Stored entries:
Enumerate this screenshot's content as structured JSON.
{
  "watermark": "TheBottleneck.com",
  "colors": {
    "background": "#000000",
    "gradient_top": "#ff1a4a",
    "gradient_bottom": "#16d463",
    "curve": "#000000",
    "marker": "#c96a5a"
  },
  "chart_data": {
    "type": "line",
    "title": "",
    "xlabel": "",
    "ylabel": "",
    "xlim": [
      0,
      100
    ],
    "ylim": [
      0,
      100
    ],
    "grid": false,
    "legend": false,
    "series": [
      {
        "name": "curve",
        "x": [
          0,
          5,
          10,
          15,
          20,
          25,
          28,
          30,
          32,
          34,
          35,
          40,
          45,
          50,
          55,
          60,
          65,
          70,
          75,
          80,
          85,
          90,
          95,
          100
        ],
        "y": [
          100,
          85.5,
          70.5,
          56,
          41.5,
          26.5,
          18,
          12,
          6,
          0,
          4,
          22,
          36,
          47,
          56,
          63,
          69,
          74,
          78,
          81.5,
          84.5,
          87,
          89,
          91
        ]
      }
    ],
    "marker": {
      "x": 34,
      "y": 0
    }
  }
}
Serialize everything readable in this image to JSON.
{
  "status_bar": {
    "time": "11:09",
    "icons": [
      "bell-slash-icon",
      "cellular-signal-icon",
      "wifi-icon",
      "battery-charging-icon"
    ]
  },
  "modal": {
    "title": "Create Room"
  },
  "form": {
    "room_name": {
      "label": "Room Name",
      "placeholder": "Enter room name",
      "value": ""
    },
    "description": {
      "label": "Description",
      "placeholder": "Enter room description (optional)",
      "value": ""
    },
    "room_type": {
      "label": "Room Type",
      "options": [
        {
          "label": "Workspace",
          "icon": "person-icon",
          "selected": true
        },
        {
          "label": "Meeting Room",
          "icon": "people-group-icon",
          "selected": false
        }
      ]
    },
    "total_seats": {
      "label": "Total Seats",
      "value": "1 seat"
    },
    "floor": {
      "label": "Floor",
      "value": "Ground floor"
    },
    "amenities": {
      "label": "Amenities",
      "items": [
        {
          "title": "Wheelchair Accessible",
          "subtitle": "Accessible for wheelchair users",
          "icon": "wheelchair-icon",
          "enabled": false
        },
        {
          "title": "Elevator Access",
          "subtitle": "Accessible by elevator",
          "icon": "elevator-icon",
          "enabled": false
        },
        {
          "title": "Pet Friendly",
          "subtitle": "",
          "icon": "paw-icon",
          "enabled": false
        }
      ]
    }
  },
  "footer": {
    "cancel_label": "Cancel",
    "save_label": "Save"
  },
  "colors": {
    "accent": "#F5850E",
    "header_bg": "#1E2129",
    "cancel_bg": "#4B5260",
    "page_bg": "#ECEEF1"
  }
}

Problem details: Pick out the lines that have the word "placeholder". Copy them all.

The completed task:
      "placeholder": "Enter room name",
      "placeholder": "Enter room description (optional)",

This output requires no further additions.